Records contained in a dataset:
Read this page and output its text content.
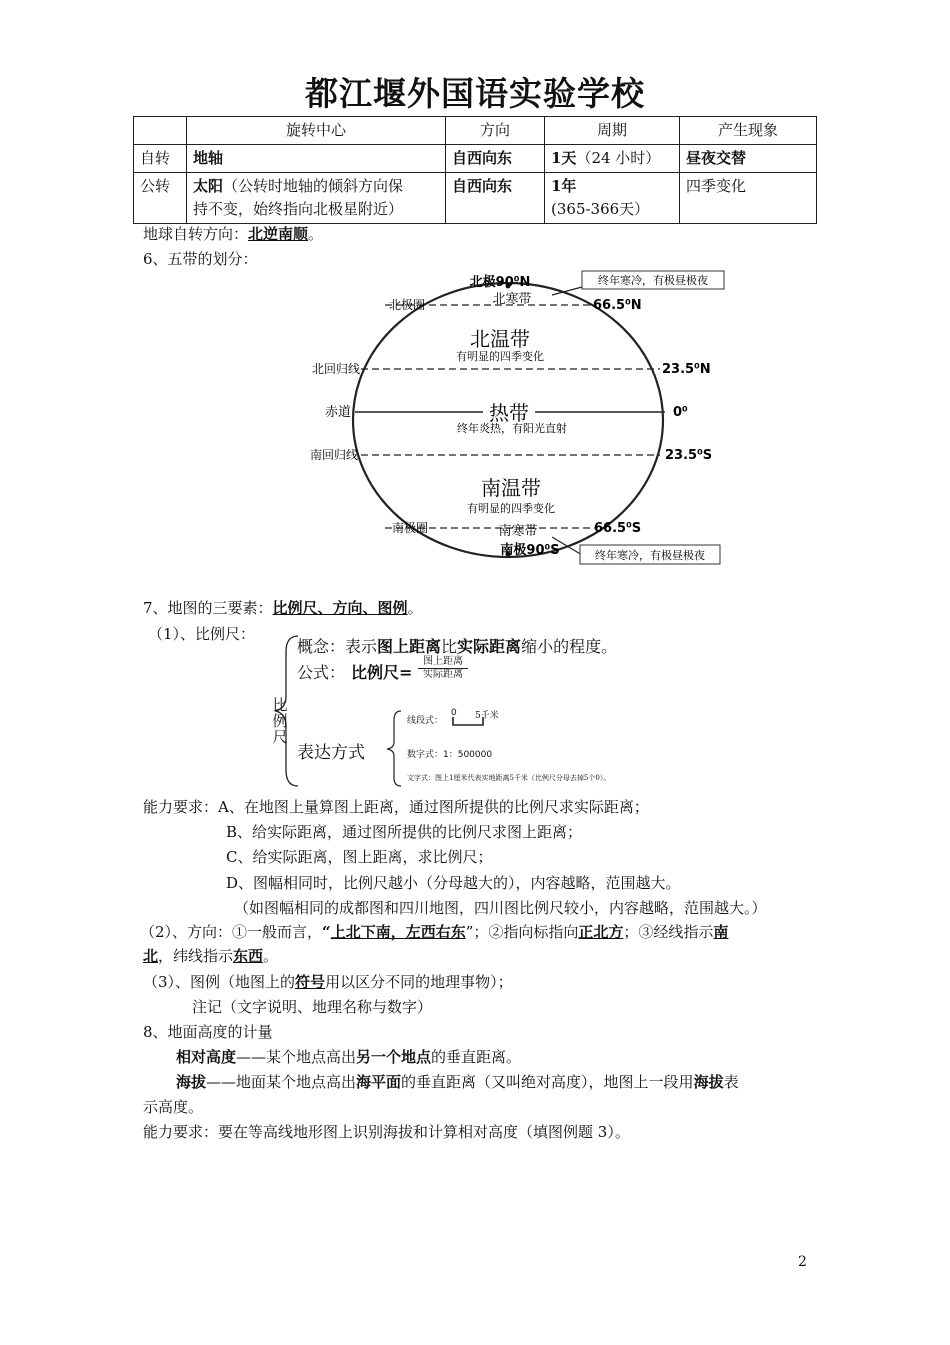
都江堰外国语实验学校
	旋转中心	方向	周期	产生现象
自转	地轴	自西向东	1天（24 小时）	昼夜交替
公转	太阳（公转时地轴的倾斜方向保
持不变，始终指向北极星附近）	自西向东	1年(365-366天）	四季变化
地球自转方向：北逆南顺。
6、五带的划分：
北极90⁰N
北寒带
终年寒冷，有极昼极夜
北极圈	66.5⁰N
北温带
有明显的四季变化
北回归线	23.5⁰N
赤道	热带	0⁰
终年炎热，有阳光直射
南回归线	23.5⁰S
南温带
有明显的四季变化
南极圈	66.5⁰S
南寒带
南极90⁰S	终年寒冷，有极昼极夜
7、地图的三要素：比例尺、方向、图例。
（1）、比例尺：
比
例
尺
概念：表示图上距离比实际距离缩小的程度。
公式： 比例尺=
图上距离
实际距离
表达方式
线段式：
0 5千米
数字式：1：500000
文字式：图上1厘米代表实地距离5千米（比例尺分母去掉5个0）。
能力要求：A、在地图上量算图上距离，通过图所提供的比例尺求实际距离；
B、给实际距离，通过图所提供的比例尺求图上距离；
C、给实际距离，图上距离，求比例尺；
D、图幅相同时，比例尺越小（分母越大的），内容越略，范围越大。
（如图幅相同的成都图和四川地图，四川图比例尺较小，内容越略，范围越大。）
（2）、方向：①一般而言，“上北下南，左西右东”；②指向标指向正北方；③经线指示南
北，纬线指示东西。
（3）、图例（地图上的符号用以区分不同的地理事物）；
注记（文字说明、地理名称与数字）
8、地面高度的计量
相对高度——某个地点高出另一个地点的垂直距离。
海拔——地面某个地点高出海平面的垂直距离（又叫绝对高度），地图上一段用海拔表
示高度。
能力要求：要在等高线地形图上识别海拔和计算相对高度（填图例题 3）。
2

==

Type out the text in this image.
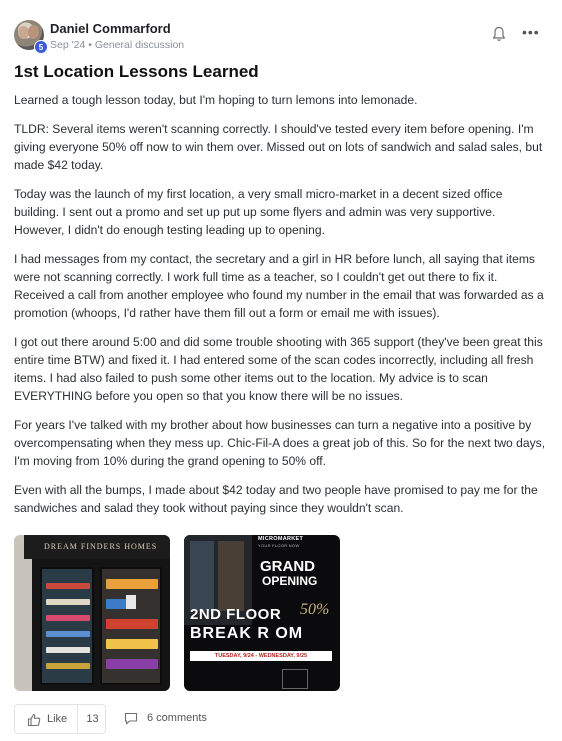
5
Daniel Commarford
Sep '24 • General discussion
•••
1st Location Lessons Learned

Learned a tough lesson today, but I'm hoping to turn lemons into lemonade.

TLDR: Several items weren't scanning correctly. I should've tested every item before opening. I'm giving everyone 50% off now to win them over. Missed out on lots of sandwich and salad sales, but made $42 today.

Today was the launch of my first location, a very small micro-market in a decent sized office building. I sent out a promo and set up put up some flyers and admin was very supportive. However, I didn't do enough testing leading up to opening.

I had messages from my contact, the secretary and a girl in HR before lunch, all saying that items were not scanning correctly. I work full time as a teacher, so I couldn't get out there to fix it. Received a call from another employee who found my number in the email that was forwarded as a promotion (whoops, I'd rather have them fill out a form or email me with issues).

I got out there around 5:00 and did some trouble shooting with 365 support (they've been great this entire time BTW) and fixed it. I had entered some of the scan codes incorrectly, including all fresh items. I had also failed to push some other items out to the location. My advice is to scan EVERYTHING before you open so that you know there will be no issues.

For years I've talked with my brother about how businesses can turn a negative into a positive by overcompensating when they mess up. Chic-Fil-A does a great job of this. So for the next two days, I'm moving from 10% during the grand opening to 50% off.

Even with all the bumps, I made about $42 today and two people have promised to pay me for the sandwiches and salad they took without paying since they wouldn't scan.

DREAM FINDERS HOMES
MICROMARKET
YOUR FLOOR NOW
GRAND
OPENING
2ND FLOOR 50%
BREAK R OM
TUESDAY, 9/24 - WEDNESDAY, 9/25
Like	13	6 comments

--

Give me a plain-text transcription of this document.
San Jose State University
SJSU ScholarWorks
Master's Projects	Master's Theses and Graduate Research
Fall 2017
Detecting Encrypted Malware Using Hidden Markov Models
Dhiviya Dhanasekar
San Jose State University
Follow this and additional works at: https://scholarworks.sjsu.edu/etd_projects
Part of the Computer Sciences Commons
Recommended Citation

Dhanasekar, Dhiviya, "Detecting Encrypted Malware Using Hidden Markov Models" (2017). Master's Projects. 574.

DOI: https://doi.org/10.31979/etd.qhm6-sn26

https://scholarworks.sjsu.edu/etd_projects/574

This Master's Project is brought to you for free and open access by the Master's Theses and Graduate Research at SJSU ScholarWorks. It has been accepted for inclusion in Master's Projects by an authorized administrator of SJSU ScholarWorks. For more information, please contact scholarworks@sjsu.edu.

**Problem description**: List the lines of the entries that include "about".

**Response to the task**:
For years I've talked with my brother about how businesses can turn a negative into a positive by overcompensating when they mess up. Chic-Fil-A does a great job of this. So for the next two days, I'm moving from 10% during the grand opening to 50% off.
Even with all the bumps, I made about $42 today and two people have promised to pay me for the sandwiches and salad they took without paying since they wouldn't scan.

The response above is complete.